> **Directions for this task**:
Look for the word "when" in the entries below, then copy every line that has it.

============

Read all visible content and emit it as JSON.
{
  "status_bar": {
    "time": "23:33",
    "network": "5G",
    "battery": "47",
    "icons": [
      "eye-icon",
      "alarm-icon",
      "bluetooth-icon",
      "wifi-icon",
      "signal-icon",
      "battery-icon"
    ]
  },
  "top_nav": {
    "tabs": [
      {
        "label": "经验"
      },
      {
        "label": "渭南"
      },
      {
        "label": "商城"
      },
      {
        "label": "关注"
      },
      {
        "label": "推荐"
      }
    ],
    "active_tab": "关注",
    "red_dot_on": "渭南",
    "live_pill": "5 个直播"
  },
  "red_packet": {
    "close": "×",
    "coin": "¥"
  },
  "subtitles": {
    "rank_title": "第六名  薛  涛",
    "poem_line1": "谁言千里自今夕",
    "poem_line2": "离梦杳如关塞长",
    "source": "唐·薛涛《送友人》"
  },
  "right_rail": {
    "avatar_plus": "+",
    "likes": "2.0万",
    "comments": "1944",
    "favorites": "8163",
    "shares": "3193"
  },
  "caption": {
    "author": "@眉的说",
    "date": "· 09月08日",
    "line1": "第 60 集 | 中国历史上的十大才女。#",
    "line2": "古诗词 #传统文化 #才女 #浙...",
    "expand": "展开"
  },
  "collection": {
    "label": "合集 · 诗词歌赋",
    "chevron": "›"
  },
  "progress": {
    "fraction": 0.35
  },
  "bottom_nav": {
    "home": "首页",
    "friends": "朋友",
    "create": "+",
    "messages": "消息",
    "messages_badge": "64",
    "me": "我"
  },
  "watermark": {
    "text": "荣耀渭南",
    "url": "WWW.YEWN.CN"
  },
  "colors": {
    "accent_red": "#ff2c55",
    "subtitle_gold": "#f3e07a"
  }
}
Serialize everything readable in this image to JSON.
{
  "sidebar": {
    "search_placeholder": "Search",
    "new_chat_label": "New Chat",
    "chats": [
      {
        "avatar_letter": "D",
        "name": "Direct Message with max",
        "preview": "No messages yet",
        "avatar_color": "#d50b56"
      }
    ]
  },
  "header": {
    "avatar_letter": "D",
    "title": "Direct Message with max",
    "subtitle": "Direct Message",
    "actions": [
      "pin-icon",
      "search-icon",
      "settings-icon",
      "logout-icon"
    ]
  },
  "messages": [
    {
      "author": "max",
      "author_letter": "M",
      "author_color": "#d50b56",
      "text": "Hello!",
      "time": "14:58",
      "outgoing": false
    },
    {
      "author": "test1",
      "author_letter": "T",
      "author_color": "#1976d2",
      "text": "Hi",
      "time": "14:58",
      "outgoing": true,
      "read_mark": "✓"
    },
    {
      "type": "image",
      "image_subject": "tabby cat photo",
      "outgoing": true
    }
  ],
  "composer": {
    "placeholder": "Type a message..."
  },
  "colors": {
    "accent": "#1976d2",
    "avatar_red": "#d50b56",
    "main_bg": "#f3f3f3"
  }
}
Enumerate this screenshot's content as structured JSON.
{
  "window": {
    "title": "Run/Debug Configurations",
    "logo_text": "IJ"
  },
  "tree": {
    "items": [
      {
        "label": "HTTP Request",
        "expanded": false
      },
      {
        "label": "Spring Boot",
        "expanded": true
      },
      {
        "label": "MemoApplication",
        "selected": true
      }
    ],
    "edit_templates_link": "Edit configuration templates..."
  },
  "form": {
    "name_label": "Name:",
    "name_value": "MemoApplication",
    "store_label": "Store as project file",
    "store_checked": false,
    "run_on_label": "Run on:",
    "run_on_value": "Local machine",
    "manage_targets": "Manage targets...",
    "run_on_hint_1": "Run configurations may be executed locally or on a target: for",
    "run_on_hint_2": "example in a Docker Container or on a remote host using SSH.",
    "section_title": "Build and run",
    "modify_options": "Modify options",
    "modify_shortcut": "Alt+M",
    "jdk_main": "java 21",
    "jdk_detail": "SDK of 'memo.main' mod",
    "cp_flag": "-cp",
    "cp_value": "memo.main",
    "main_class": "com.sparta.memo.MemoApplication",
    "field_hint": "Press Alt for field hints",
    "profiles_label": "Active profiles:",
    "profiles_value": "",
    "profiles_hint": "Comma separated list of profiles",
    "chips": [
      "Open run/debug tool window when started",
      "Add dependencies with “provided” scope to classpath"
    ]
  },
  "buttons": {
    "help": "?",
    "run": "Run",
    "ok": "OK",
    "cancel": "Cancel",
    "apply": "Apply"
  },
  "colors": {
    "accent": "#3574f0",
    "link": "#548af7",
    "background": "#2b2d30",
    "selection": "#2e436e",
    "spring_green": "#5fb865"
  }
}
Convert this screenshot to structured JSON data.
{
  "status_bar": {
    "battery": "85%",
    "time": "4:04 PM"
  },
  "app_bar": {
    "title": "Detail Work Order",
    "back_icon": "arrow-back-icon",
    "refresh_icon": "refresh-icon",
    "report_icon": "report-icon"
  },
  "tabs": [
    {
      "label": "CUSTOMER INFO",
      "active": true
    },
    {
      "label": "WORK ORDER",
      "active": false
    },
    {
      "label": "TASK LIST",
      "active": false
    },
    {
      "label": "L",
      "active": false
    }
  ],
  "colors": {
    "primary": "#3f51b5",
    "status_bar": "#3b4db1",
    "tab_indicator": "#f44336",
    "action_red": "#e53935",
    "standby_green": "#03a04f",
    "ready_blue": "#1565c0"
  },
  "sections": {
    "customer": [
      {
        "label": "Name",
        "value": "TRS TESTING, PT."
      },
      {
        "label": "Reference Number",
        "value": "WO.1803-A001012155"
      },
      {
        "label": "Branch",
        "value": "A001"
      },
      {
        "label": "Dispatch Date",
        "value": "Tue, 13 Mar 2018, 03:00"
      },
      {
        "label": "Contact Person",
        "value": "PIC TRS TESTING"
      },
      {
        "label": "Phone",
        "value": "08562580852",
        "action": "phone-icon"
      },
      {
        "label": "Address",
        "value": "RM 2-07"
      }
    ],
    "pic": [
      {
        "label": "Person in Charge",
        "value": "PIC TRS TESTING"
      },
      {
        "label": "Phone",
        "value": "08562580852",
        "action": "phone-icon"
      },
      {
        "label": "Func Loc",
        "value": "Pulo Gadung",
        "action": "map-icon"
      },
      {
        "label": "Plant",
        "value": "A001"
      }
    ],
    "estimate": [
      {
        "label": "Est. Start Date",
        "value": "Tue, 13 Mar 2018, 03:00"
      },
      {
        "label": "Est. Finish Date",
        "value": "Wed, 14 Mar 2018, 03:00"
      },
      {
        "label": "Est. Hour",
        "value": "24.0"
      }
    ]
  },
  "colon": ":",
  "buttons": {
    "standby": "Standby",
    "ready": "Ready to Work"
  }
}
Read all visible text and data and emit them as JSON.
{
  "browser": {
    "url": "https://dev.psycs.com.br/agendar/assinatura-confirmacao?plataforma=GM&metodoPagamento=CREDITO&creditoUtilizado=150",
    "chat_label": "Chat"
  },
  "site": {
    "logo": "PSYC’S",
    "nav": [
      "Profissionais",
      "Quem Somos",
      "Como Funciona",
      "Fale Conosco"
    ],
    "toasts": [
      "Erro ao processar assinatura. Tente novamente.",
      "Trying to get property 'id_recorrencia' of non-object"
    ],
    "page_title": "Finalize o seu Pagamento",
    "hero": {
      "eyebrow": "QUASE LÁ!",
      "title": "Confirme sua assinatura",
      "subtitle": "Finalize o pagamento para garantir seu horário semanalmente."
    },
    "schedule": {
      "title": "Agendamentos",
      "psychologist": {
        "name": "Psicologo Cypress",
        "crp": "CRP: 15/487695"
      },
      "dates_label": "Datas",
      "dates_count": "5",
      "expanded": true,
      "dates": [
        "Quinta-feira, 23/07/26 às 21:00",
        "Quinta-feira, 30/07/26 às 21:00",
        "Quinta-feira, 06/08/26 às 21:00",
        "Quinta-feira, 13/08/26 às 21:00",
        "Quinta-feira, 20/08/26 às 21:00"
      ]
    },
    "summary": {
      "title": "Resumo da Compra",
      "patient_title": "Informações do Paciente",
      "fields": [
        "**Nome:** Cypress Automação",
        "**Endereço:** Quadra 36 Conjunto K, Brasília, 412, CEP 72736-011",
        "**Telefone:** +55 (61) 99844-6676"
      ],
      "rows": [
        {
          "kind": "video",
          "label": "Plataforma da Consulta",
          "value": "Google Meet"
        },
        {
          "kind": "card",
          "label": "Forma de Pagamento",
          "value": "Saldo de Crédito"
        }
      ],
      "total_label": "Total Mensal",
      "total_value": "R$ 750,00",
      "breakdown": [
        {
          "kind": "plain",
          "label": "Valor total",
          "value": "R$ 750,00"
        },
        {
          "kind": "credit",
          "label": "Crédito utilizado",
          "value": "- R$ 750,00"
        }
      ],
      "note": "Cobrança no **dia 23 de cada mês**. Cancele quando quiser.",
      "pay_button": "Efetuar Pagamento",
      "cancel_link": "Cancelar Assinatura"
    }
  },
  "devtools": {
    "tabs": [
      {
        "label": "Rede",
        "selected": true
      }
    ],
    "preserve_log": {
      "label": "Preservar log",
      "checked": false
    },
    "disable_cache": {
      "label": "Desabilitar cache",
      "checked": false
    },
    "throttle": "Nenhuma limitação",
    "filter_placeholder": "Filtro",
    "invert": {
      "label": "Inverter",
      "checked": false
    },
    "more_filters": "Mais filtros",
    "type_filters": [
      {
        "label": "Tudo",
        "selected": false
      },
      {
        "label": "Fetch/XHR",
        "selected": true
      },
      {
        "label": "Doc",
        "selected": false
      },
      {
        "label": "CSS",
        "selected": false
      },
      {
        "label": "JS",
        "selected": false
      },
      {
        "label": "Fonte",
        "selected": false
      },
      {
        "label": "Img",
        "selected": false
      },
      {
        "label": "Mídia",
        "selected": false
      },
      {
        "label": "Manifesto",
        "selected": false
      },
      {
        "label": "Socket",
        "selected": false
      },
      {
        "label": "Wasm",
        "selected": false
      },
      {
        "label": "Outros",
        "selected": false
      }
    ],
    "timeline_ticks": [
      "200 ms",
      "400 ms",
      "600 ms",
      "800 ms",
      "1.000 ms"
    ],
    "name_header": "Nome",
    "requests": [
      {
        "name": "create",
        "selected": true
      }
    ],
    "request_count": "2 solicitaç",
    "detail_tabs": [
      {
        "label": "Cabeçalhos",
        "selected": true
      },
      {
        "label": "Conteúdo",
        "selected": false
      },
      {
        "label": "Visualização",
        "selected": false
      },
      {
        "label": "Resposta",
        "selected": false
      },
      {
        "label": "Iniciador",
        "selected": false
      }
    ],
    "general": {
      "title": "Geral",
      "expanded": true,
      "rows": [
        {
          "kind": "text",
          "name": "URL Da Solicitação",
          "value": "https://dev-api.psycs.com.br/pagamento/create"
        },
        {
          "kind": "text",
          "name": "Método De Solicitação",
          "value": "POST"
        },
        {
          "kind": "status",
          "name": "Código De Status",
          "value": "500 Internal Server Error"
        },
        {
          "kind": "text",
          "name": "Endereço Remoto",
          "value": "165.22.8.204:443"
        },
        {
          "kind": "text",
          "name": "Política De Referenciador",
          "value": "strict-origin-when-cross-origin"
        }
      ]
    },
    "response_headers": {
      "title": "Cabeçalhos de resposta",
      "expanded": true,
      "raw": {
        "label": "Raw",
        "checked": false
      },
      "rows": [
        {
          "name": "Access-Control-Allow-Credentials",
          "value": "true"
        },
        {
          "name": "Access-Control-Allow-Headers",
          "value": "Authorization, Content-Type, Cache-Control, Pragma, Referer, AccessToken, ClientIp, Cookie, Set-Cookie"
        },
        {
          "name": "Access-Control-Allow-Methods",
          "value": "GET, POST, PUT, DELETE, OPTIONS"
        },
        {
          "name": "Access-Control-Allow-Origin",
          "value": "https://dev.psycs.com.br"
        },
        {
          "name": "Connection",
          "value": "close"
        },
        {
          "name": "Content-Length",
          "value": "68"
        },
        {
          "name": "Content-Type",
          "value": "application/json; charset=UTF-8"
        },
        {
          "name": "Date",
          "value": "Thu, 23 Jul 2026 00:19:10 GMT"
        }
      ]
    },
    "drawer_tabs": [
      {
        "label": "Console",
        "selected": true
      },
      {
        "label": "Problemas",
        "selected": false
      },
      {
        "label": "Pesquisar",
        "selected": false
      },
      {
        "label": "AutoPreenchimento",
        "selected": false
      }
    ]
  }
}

============

> **The completed task**:
      "Open run/debug tool window when started",
          "value": "strict-origin-when-cross-origin"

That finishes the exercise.